READING TEXT >>
· · · ·

The Enkel logo. A vector swirl with a rounded box around it.

This is a hobby OS project to learn about operating system development, expand my exposure to low level concepts, and give myself an excuse to write some non-trivial assembly. Also because I thought it might be fun.

The goal is to build an UEFI-only 64-bit kernel and environment. I'll keep going until I get bored. It has not been boring so far.

What does it look like?

A screenshot of Enkel running in qemu. Green text showing the boot up process on a blue background.

Why is it called Enkel?

I was looking for non-English synonyms for "simple" and "small" and enkel means simple/easy/uncomplicated in Swedish and Norwegian. It also means grandson in German, which somewhat fits with my theme for an OS reborn without the legacy ball and chain of having to support real hardware that people actually own and use. Imagine that!

Can I use this as my main operating system?

No.

Will it work on device X?

No, I'm employing the principle of It works on my machine, except right now it doesn't even do that!.

What is the license?

MIT

I want to make my own project, where should I start?

  • OSDev.org
  • Various other projects like this online (but don't copy them, where's the fun in that?)
  • ChatGPT (GPT-4 specifically) is great for explaining topics but should not be trusted for specific low-level details, especially if it involves any kind of numerical value. It may be great at simple projects but its code at the OS level is pretty terrible. Still, it can be useful as a starting point.
  • OSDev Discord - some great and very smart people over here from beginner to expert.
  • It can explain things like qemu interrupt dumps though, which is exceedingly useful.

What works

The headlines:

  • Basic user mode support with thin Linux ABI compatability - this means you can run a subset of Linux user mode applications like...
  • DOOM!

DOOM!

The technical bits:

  • Scripts to build the ISO and makefiles to build everything
  • A VSCode environment that allows for debugging via qemu under Windows (using WSL)
  • GDB debugging scripts for things like exception handling, reading PML4 data for a given address
  • A UEFI boot loader - you can just copy the files to USB and away you go
  • A very rudimentary console/text/TTY output (including to serial port so you can copy and paste your logs on the terminal)

· · · ·

SOURCE DATA >>
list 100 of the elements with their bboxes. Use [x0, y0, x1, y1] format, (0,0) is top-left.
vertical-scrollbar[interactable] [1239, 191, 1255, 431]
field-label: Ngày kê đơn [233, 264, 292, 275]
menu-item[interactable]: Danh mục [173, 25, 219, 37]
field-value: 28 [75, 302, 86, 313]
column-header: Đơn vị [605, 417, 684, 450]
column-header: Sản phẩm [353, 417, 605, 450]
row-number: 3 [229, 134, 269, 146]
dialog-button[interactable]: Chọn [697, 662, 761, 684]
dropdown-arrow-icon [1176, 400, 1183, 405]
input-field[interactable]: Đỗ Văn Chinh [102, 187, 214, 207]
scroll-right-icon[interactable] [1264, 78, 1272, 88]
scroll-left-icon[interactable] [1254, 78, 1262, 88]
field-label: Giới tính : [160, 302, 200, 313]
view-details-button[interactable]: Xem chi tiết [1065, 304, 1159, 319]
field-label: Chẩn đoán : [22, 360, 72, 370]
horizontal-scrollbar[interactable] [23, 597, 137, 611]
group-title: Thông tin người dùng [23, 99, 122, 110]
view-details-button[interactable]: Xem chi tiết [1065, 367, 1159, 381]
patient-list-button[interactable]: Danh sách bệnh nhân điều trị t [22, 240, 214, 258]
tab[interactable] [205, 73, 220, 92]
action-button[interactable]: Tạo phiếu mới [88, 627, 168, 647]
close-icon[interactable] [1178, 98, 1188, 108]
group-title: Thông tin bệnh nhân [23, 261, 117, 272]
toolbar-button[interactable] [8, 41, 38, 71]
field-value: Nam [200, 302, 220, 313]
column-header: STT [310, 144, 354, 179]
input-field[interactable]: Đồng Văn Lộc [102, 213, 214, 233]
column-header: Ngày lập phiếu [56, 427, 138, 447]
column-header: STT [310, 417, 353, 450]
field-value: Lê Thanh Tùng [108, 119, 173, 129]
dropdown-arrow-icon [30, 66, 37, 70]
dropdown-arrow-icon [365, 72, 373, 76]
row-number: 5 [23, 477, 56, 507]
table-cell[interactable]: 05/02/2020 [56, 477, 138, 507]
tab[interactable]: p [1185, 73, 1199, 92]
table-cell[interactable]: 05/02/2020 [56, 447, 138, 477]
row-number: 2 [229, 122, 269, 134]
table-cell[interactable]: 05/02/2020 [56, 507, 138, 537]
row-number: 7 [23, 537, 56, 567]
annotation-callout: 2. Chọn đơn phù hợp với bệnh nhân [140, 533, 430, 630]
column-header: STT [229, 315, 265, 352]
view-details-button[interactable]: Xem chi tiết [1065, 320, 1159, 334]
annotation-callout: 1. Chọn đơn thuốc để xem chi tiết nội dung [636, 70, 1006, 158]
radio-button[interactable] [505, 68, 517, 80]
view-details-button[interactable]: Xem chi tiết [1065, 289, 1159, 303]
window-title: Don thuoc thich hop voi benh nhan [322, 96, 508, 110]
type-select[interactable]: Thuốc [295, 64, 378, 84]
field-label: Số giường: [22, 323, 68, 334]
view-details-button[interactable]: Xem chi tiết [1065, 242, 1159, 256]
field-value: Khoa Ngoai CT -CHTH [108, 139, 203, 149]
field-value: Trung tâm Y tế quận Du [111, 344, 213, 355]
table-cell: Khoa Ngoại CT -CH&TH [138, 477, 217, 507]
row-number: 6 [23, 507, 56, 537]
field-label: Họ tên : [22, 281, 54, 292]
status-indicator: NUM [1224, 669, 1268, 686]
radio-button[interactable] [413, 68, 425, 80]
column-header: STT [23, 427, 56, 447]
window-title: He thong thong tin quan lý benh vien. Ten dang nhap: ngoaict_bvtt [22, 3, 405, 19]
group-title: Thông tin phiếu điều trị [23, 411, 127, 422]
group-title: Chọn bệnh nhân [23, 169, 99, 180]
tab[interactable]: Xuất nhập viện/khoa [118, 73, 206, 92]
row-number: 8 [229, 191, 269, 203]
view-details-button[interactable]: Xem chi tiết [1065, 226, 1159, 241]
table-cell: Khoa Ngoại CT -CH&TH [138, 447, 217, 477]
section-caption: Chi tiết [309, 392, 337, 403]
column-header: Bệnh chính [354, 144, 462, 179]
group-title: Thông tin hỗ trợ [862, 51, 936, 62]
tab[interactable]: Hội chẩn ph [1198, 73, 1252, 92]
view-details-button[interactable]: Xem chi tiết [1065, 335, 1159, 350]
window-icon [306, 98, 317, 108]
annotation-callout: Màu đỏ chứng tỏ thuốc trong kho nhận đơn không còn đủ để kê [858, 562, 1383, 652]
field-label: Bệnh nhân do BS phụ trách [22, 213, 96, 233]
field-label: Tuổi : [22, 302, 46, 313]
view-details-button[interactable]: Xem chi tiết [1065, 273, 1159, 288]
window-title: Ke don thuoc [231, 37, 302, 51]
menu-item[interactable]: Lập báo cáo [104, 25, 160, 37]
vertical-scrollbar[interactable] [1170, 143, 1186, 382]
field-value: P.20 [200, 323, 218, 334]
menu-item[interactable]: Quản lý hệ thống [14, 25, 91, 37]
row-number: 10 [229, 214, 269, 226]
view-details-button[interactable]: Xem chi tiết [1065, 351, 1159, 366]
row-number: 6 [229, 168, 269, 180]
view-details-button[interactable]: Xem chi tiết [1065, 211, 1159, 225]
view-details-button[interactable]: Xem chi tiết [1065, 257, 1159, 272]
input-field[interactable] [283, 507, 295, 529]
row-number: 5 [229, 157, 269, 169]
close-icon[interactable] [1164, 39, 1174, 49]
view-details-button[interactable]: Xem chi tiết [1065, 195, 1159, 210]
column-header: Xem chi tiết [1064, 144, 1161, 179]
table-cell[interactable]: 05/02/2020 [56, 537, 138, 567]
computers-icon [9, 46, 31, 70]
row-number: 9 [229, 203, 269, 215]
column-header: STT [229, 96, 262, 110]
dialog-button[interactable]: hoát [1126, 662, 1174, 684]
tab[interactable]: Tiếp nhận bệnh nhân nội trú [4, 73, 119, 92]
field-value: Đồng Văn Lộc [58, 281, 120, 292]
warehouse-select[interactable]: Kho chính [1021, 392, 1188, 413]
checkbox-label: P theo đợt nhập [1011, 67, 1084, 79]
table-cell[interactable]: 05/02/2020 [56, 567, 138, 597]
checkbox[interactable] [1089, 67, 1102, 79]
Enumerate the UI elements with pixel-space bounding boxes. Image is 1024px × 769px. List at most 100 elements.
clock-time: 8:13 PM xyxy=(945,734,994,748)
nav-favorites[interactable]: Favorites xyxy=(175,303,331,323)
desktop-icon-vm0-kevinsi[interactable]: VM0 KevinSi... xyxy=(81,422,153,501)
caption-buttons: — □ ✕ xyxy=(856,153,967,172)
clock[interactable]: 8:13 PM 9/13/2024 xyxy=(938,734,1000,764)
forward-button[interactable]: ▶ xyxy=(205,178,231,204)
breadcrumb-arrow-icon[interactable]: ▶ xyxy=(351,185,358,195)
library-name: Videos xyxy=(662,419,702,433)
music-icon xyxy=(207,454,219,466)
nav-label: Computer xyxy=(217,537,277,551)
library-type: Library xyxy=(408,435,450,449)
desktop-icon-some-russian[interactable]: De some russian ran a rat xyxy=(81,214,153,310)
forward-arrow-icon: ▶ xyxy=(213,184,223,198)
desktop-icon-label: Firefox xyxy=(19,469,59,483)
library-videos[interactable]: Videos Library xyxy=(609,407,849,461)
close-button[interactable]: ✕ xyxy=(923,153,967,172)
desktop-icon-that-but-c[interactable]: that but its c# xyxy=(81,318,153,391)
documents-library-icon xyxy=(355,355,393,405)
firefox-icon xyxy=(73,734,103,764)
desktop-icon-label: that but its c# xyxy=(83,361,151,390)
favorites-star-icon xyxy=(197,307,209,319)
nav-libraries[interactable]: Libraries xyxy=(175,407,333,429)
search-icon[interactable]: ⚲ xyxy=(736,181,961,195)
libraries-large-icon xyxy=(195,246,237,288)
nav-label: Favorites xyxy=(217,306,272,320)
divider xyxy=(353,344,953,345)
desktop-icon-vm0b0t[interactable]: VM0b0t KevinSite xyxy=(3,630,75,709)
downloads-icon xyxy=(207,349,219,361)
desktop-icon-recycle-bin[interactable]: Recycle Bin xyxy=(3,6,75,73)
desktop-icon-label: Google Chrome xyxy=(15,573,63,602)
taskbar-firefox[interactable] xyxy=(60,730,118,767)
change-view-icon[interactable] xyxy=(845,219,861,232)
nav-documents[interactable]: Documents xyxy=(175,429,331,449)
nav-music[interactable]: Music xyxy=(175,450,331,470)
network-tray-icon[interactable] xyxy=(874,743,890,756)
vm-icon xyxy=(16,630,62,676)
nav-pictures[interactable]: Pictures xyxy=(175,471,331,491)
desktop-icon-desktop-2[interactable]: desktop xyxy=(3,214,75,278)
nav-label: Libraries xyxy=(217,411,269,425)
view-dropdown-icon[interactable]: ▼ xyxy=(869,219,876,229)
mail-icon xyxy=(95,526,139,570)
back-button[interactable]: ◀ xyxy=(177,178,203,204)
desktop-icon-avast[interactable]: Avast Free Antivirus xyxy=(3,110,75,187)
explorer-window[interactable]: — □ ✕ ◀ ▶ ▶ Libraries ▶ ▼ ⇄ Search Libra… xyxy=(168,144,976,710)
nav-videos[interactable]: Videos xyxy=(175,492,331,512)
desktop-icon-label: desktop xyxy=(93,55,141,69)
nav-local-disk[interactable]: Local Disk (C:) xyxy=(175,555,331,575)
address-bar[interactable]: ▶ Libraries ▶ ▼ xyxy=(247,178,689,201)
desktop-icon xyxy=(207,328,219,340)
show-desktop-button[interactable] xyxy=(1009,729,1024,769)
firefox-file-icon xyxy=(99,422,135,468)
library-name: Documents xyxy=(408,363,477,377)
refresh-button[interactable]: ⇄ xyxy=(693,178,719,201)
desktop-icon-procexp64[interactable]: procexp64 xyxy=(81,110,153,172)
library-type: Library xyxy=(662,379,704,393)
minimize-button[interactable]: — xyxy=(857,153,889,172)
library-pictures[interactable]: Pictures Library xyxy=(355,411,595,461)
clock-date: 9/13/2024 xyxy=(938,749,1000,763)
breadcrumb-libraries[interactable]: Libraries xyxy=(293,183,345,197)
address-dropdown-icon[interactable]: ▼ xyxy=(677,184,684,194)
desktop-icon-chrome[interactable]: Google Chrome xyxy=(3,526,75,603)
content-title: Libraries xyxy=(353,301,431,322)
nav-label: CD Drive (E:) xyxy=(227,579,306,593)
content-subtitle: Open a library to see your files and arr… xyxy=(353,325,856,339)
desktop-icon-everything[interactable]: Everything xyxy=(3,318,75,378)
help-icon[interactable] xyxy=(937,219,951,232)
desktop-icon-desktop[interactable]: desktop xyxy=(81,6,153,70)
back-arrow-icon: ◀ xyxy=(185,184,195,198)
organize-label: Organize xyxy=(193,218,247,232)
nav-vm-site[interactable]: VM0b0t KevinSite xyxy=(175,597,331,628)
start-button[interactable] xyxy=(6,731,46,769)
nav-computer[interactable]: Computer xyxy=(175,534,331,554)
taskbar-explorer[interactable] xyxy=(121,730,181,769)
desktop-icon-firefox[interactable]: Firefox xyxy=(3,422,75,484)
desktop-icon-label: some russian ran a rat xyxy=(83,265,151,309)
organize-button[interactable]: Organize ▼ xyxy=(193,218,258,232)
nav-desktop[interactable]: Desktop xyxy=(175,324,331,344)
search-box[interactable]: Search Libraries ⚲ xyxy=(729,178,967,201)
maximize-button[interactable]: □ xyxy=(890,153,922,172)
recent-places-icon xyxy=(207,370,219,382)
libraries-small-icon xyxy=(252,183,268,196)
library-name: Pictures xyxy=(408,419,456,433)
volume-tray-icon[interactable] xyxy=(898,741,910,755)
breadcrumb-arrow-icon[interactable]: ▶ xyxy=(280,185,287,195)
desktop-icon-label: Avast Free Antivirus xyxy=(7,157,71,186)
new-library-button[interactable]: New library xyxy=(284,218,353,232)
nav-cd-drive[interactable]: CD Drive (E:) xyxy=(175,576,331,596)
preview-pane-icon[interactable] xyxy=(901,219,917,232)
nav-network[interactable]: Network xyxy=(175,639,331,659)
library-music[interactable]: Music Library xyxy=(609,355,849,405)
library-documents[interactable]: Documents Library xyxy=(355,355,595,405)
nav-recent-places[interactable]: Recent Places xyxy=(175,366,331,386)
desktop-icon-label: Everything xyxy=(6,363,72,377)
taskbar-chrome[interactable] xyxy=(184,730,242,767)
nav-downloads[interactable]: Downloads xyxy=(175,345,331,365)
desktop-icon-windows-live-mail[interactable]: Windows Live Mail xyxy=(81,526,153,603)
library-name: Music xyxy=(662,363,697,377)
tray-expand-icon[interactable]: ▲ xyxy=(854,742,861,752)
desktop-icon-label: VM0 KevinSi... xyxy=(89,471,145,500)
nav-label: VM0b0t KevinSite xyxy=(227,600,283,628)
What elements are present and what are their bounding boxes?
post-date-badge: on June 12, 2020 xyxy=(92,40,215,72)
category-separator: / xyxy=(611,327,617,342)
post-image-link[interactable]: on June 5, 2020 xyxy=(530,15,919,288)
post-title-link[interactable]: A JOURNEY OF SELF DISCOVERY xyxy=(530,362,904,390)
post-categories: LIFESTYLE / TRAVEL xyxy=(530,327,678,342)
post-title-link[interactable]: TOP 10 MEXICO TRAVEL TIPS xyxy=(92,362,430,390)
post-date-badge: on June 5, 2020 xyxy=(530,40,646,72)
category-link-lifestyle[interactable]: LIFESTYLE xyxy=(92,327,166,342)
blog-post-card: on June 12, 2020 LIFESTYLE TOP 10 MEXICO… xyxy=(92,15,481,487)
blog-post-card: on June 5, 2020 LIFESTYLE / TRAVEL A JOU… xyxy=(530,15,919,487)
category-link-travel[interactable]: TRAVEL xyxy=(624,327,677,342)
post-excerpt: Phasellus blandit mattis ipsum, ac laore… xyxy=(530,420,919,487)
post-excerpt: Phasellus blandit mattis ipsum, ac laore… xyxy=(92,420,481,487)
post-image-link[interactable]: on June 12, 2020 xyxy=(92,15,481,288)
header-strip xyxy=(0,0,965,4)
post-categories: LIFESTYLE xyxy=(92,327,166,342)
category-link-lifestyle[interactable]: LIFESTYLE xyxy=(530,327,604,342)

· · · ·

TASK STATEMENT >> In the text about the Enkel operating system project, what does the word "enkel" mean in German?

RESULT FOR THIS TASK >> Grandson.